- What the task requires: The records below must be output exactly, without pictures.

[Items from a dataset]
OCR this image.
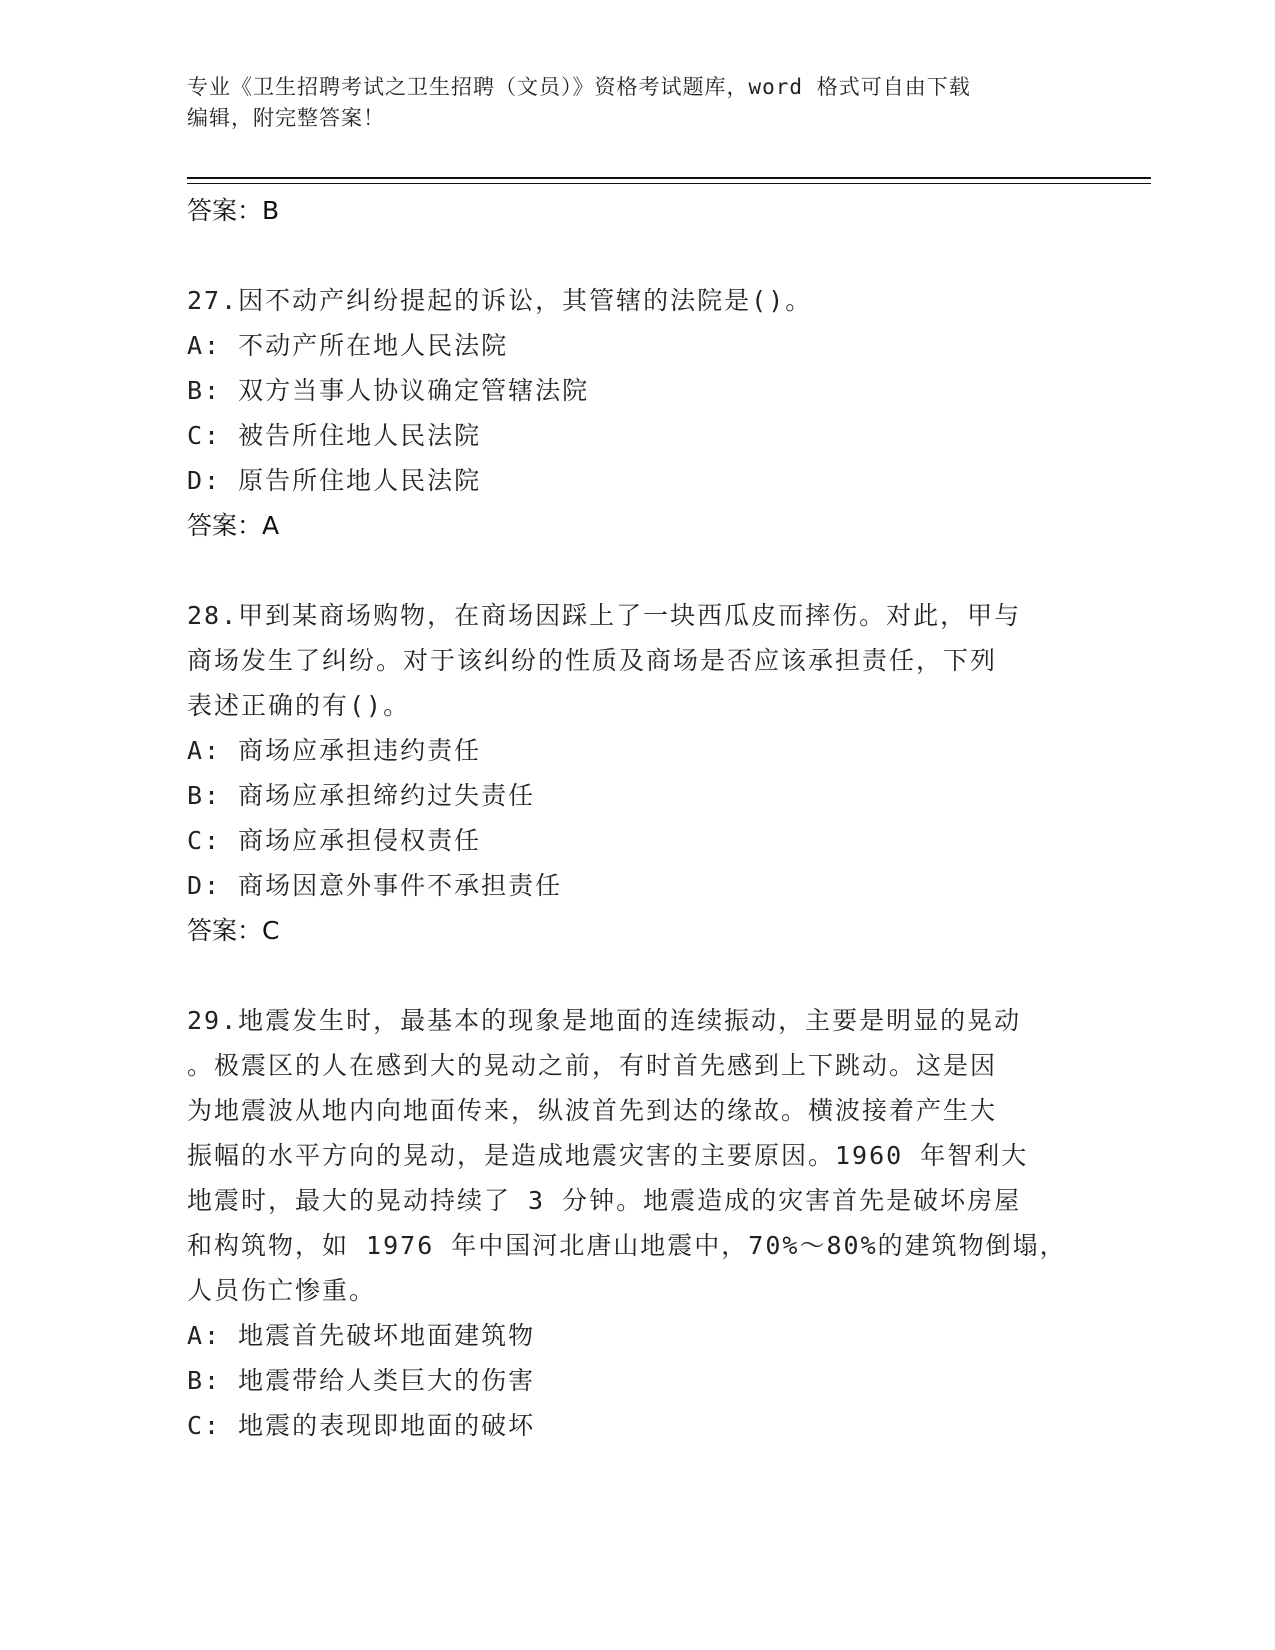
专业《卫生招聘考试之卫生招聘（文员）》资格考试题库，word 格式可自由下载
编辑，附完整答案！
答案：B
27.因不动产纠纷提起的诉讼，其管辖的法院是()。
A: 不动产所在地人民法院
B: 双方当事人协议确定管辖法院
C: 被告所住地人民法院
D: 原告所住地人民法院
答案：A
28.甲到某商场购物，在商场因踩上了一块西瓜皮而摔伤。对此，甲与
商场发生了纠纷。对于该纠纷的性质及商场是否应该承担责任，下列
表述正确的有()。
A: 商场应承担违约责任
B: 商场应承担缔约过失责任
C: 商场应承担侵权责任
D: 商场因意外事件不承担责任
答案：C
29.地震发生时，最基本的现象是地面的连续振动，主要是明显的晃动
。极震区的人在感到大的晃动之前，有时首先感到上下跳动。这是因
为地震波从地内向地面传来，纵波首先到达的缘故。横波接着产生大
振幅的水平方向的晃动，是造成地震灾害的主要原因。1960 年智利大
地震时，最大的晃动持续了 3 分钟。地震造成的灾害首先是破坏房屋
和构筑物，如 1976 年中国河北唐山地震中，70%～80%的建筑物倒塌，
人员伤亡惨重。
A: 地震首先破坏地面建筑物
B: 地震带给人类巨大的伤害
C: 地震的表现即地面的破坏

- Full solution:
OCR this image.
专业《卫生招聘考试之卫生招聘（文员）》资格考试题库，word 格式可自由下载
编辑，附完整答案！
答案：B
27.因不动产纠纷提起的诉讼，其管辖的法院是()。
A: 不动产所在地人民法院
B: 双方当事人协议确定管辖法院
C: 被告所住地人民法院
D: 原告所住地人民法院
答案：A
28.甲到某商场购物，在商场因踩上了一块西瓜皮而摔伤。对此，甲与
商场发生了纠纷。对于该纠纷的性质及商场是否应该承担责任，下列
表述正确的有()。
A: 商场应承担违约责任
B: 商场应承担缔约过失责任
C: 商场应承担侵权责任
D: 商场因意外事件不承担责任
答案：C
29.地震发生时，最基本的现象是地面的连续振动，主要是明显的晃动
。极震区的人在感到大的晃动之前，有时首先感到上下跳动。这是因
为地震波从地内向地面传来，纵波首先到达的缘故。横波接着产生大
振幅的水平方向的晃动，是造成地震灾害的主要原因。1960 年智利大
地震时，最大的晃动持续了 3 分钟。地震造成的灾害首先是破坏房屋
和构筑物，如 1976 年中国河北唐山地震中，70%～80%的建筑物倒塌，
人员伤亡惨重。
A: 地震首先破坏地面建筑物
B: 地震带给人类巨大的伤害
C: 地震的表现即地面的破坏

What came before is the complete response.